SUPPLIED INFORMATION:
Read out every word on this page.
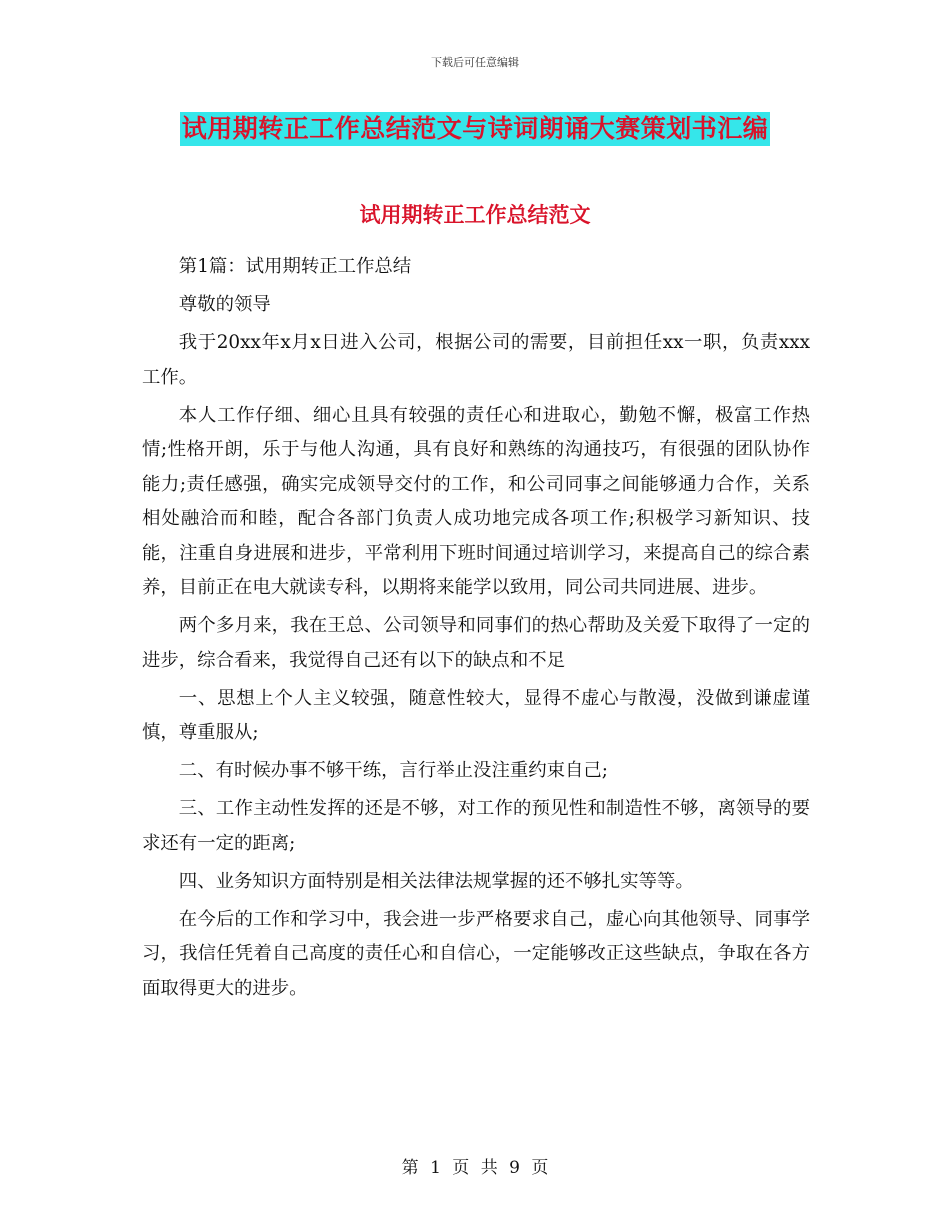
下载后可任意编辑
试用期转正工作总结范文与诗词朗诵大赛策划书汇编
试用期转正工作总结范文

第1篇：试用期转正工作总结

尊敬的领导

我于20xx年x月x日进入公司，根据公司的需要，目前担任xx一职，负责xxx工作。

本人工作仔细、细心且具有较强的责任心和进取心，勤勉不懈，极富工作热情;性格开朗，乐于与他人沟通，具有良好和熟练的沟通技巧，有很强的团队协作能力;责任感强，确实完成领导交付的工作，和公司同事之间能够通力合作，关系相处融洽而和睦，配合各部门负责人成功地完成各项工作;积极学习新知识、技能，注重自身进展和进步，平常利用下班时间通过培训学习，来提高自己的综合素养，目前正在电大就读专科，以期将来能学以致用，同公司共同进展、进步。

两个多月来，我在王总、公司领导和同事们的热心帮助及关爱下取得了一定的进步，综合看来，我觉得自己还有以下的缺点和不足

一、思想上个人主义较强，随意性较大，显得不虚心与散漫，没做到谦虚谨慎，尊重服从;

二、有时候办事不够干练，言行举止没注重约束自己;

三、工作主动性发挥的还是不够，对工作的预见性和制造性不够，离领导的要求还有一定的距离;

四、业务知识方面特别是相关法律法规掌握的还不够扎实等等。

在今后的工作和学习中，我会进一步严格要求自己，虚心向其他领导、同事学习，我信任凭着自己高度的责任心和自信心，一定能够改正这些缺点，争取在各方面取得更大的进步。

第 1 页 共 9 页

TASK PROMPT: Give an exact reproduction of every line, leaving out any picture.

RESULT OF THIS TASK:
Read out every word on this page.
下载后可任意编辑
试用期转正工作总结范文与诗词朗诵大赛策划书汇编
试用期转正工作总结范文

第1篇：试用期转正工作总结

尊敬的领导

我于20xx年x月x日进入公司，根据公司的需要，目前担任xx一职，负责xxx工作。

本人工作仔细、细心且具有较强的责任心和进取心，勤勉不懈，极富工作热情;性格开朗，乐于与他人沟通，具有良好和熟练的沟通技巧，有很强的团队协作能力;责任感强，确实完成领导交付的工作，和公司同事之间能够通力合作，关系相处融洽而和睦，配合各部门负责人成功地完成各项工作;积极学习新知识、技能，注重自身进展和进步，平常利用下班时间通过培训学习，来提高自己的综合素养，目前正在电大就读专科，以期将来能学以致用，同公司共同进展、进步。

两个多月来，我在王总、公司领导和同事们的热心帮助及关爱下取得了一定的进步，综合看来，我觉得自己还有以下的缺点和不足

一、思想上个人主义较强，随意性较大，显得不虚心与散漫，没做到谦虚谨慎，尊重服从;

二、有时候办事不够干练，言行举止没注重约束自己;

三、工作主动性发挥的还是不够，对工作的预见性和制造性不够，离领导的要求还有一定的距离;

四、业务知识方面特别是相关法律法规掌握的还不够扎实等等。

在今后的工作和学习中，我会进一步严格要求自己，虚心向其他领导、同事学习，我信任凭着自己高度的责任心和自信心，一定能够改正这些缺点，争取在各方面取得更大的进步。

第 1 页 共 9 页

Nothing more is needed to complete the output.